- **Exercises to complete**:
- 1) Please retype the stretch of the blog post about Facebook's iPhone webapp from "Oh, if only" through "towards Grand Rapids.".
- 2) Name every all-capital abbreviation used in the blog post about Facebook's iPhone webapp.
-- Start of Document text --
Oh, if only this were true:
I updated my status over lunch from the phone yesterday, using the full-blown Facebook webapp, while keeping the kids out of the way of the movers for a couple hours. Unfortunately, they stopped with the load-out incomplete due to rains from Tropical Annoyance Fay, which have yet to clear out. So, I’m still in Atlanta, in a half-empty house, while Kelly and the kids have headed on towards Grand Rapids.
By the way, has anyone else noticed that Facebook’s iPhone webapp has much more functionality than its SDK app? The webapp displays more information (edit: or makes it easier to get to quickly, like personal profile info or your wall) than the SDK app, whose advantages are a few features that the webapp can’t provide, like taking and uploading photos.
Apple continued to make a big point of iPhone webapps at WWDC, and even though I have little to no interest in mastering advanced CSS myself, I definitely Get It: if most of your functionality is in working with a webapp, a CSS-for-iPhone client can be developed faster and deployed much more easily than a full-blown SDK app. Hopefully, those of use who are mostly interested in SDK apps will focus our work in areas where the SDK provides functionality you can only achieve with real apps, and not just write heavy-weight webapp clients (or, heaven forbid, something like the Hotels.com app, which reviewers say is basically a link to the website in Safari, with inexplicable crashes thrown in for good measure).
-- End of Document text --
-- Start of Data extract --
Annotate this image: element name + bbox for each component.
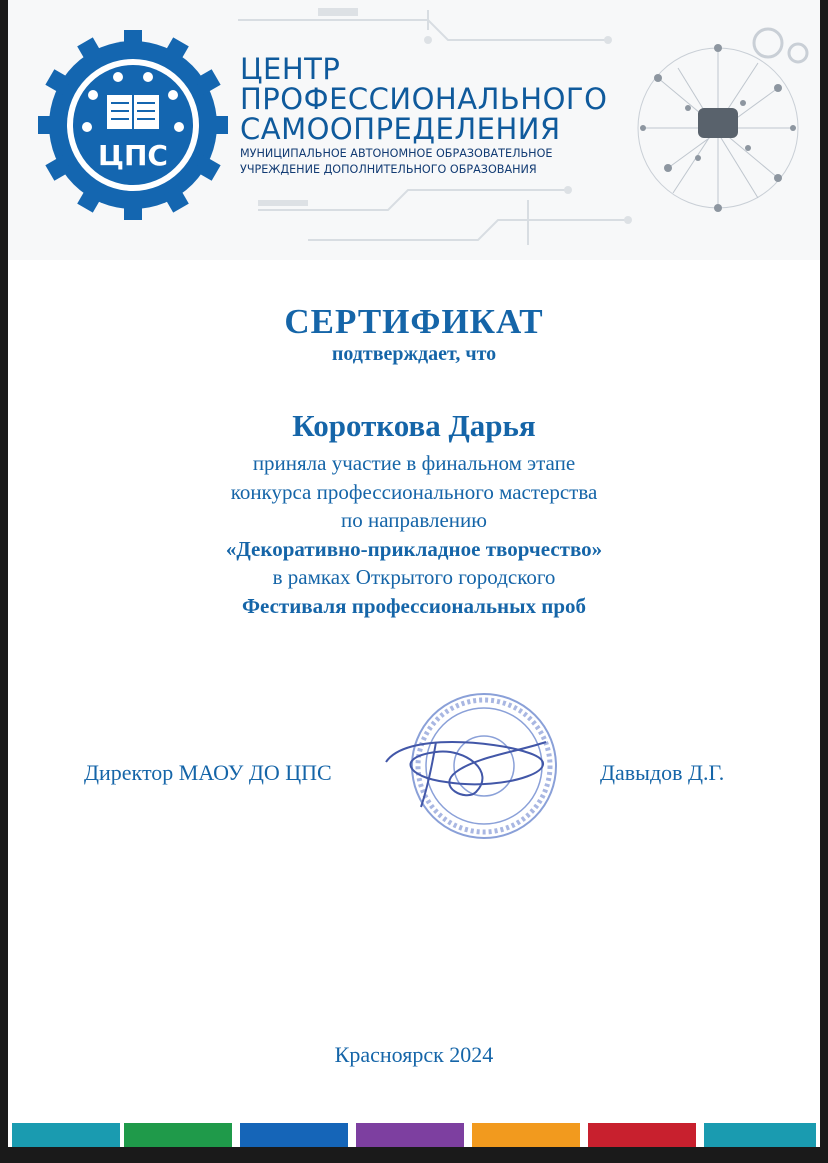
-- End of Data extract --
- **Solutions for each task**:
- 1)
Oh, if only this were true:
I updated my status over lunch from the phone yesterday, using the full-blown Facebook webapp, while keeping the kids out of the way of the movers for a couple hours. Unfortunately, they stopped with the load-out incomplete due to rains from Tropical Annoyance Fay, which have yet to clear out. So, I’m still in Atlanta, in a half-empty house, while Kelly and the kids have headed on towards Grand Rapids.

- 2) SDK, WWDC, CSS